### [Entries shown]
-.-.-

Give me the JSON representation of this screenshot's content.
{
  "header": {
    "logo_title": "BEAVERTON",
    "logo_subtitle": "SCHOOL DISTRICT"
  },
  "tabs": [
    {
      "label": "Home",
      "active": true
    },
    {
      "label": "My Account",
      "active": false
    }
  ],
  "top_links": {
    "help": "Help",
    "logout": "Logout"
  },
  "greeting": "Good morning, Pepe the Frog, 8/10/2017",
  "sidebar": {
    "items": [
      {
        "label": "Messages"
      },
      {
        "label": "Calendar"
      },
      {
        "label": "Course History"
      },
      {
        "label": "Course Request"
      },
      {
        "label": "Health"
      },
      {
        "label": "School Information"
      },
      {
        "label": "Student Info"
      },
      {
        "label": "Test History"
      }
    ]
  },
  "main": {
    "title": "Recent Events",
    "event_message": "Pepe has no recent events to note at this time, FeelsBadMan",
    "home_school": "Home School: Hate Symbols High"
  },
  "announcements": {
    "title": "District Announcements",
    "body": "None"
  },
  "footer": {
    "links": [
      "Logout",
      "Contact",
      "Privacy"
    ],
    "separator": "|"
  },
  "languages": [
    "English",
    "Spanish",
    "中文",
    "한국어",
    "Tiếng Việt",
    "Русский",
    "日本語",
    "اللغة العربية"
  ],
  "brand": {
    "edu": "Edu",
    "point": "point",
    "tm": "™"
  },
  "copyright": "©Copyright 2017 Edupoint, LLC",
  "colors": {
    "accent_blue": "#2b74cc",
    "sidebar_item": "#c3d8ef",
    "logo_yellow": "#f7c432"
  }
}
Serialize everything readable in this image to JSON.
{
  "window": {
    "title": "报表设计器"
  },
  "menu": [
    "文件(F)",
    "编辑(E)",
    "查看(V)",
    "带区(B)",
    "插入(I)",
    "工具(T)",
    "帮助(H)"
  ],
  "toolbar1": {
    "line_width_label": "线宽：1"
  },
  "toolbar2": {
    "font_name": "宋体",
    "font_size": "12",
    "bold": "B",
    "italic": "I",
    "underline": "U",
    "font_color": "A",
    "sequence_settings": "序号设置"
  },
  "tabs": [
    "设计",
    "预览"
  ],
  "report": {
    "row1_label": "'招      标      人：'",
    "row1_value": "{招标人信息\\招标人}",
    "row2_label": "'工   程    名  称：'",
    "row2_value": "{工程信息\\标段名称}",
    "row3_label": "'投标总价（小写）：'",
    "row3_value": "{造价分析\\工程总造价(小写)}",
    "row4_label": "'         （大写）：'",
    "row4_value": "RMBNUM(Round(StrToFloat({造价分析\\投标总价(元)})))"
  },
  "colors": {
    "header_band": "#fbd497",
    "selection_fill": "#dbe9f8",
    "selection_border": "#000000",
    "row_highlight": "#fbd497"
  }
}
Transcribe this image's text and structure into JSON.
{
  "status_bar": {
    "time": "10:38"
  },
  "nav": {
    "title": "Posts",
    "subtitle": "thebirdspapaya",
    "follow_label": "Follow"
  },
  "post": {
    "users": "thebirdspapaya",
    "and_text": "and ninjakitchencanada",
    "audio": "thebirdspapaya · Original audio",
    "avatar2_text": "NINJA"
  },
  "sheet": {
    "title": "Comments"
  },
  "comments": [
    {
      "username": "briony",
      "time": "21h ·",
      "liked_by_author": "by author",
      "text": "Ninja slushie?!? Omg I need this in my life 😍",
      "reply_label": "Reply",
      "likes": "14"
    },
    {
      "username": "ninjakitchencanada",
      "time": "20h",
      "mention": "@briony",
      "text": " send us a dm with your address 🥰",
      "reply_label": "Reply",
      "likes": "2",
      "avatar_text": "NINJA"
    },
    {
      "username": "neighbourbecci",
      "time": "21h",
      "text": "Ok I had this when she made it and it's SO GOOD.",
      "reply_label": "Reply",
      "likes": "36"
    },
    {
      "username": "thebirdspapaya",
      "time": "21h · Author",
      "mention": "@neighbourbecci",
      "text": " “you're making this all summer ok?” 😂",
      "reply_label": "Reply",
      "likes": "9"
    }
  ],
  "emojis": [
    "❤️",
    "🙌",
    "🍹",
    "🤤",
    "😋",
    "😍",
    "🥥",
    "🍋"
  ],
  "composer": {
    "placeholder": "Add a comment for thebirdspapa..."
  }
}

-.-.-

### [Stated problem]
Identify the lines above with the word "Pepe". Copy them.

### [The result]
  "greeting": "Good morning, Pepe the Frog, 8/10/2017",
    "event_message": "Pepe has no recent events to note at this time, FeelsBadMan",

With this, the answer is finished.